The task
Rewrite the items from the line with "series-W1-band [722, 119, 855, 124]" to the line with "legend: g = 16.307", putting "x-axis-tick" in place of "x-tick-label" and keeping everything else the same.

(Dataset excerpt)
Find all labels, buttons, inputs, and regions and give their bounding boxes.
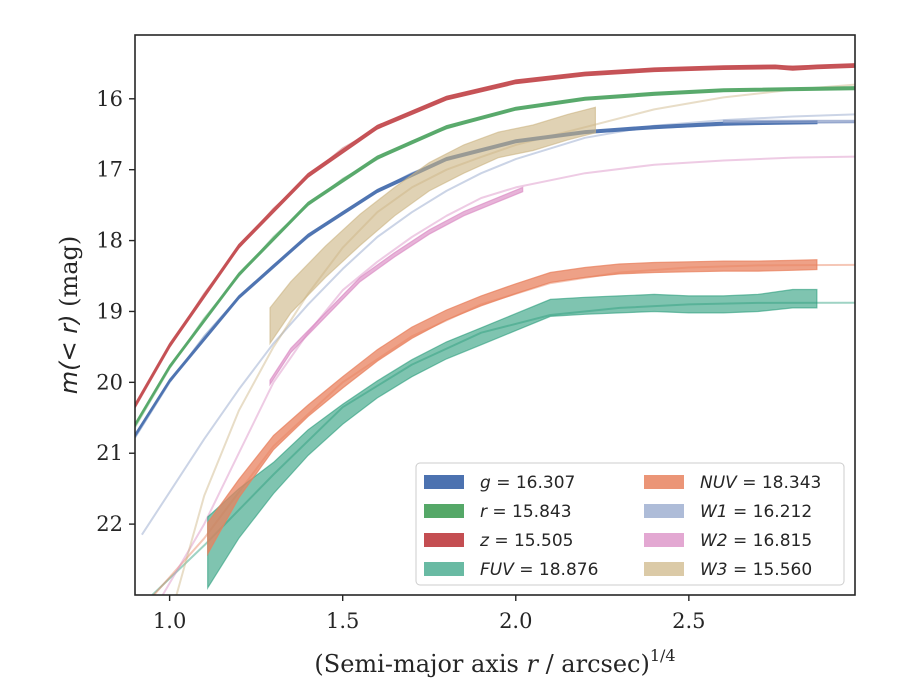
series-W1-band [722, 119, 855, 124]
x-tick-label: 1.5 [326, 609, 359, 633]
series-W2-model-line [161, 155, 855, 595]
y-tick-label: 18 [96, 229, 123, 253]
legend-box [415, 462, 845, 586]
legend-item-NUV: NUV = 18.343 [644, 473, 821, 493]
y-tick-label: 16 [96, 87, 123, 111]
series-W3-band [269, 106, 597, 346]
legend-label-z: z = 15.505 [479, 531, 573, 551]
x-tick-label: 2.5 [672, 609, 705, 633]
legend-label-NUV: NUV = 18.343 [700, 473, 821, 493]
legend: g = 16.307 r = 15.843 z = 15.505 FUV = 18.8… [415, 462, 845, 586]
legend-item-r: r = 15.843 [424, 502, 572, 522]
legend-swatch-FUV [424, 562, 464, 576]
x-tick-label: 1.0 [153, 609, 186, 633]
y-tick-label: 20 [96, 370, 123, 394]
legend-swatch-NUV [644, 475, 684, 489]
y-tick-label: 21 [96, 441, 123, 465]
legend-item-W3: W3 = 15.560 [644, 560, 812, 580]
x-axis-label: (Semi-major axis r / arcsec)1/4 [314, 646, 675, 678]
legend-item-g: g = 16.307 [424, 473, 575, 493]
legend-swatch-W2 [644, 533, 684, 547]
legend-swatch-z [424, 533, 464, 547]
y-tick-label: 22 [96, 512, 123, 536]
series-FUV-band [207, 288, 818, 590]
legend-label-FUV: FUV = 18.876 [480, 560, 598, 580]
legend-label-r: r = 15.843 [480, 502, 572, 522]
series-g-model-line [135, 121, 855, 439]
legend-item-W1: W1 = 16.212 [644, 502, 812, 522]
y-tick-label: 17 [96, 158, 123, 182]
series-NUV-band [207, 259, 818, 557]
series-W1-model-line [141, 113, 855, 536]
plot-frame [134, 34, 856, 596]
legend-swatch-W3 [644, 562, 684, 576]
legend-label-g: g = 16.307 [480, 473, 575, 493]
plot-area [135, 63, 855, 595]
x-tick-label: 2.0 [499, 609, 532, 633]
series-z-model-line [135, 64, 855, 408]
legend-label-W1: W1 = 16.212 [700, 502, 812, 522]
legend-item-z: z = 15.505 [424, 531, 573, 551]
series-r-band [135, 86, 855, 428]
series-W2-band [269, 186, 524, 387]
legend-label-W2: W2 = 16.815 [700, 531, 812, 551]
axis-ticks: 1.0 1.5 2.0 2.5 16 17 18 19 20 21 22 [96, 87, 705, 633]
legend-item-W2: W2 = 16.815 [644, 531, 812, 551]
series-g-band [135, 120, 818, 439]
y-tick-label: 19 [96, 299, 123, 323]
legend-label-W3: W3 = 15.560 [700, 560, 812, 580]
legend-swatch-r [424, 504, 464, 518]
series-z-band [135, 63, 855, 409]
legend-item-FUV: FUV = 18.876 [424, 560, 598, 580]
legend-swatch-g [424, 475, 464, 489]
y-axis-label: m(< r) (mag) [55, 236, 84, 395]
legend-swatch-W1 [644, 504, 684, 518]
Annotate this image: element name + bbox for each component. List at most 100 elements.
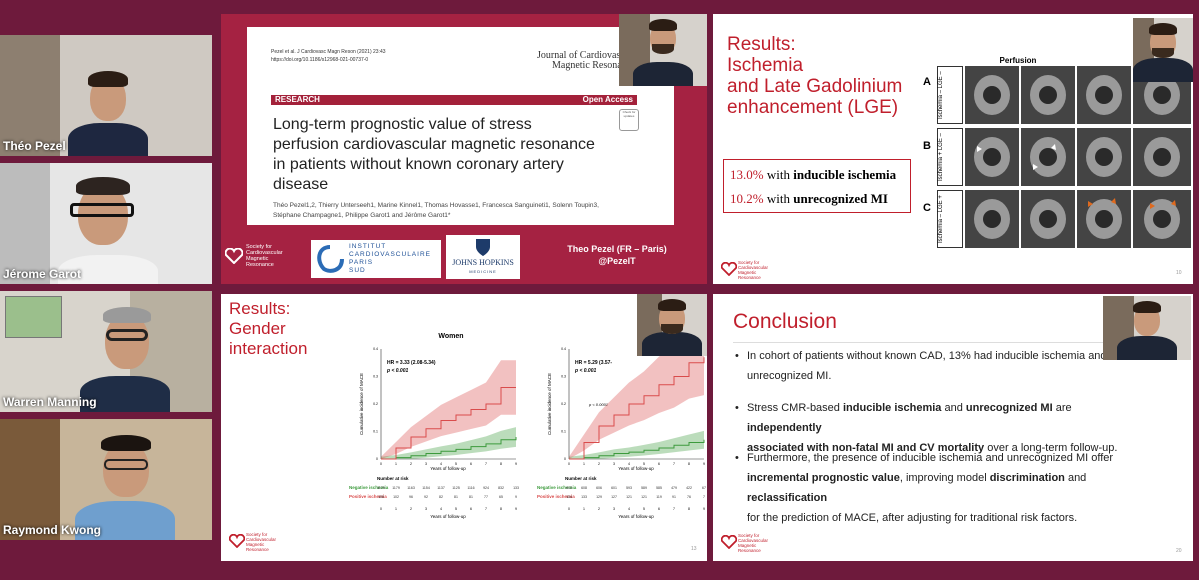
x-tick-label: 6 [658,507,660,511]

Solution to this exercise
series-W1-band [722, 119, 855, 124]
x-axis-tick: 1.5 [326, 609, 359, 633]
series-W2-model-line [161, 155, 855, 595]
y-tick-label: 18 [96, 229, 123, 253]
legend-box [415, 462, 845, 586]
legend-item-NUV: NUV = 18.343 [644, 473, 821, 493]
y-tick-label: 16 [96, 87, 123, 111]
series-W3-band [269, 106, 597, 346]
legend-label-z: z = 15.505 [479, 531, 573, 551]
x-axis-tick: 2.5 [672, 609, 705, 633]
legend-label-NUV: NUV = 18.343 [700, 473, 821, 493]
legend: g = 16.307 r = 15.843 z = 15.505 FUV = 18.8… [415, 462, 845, 586]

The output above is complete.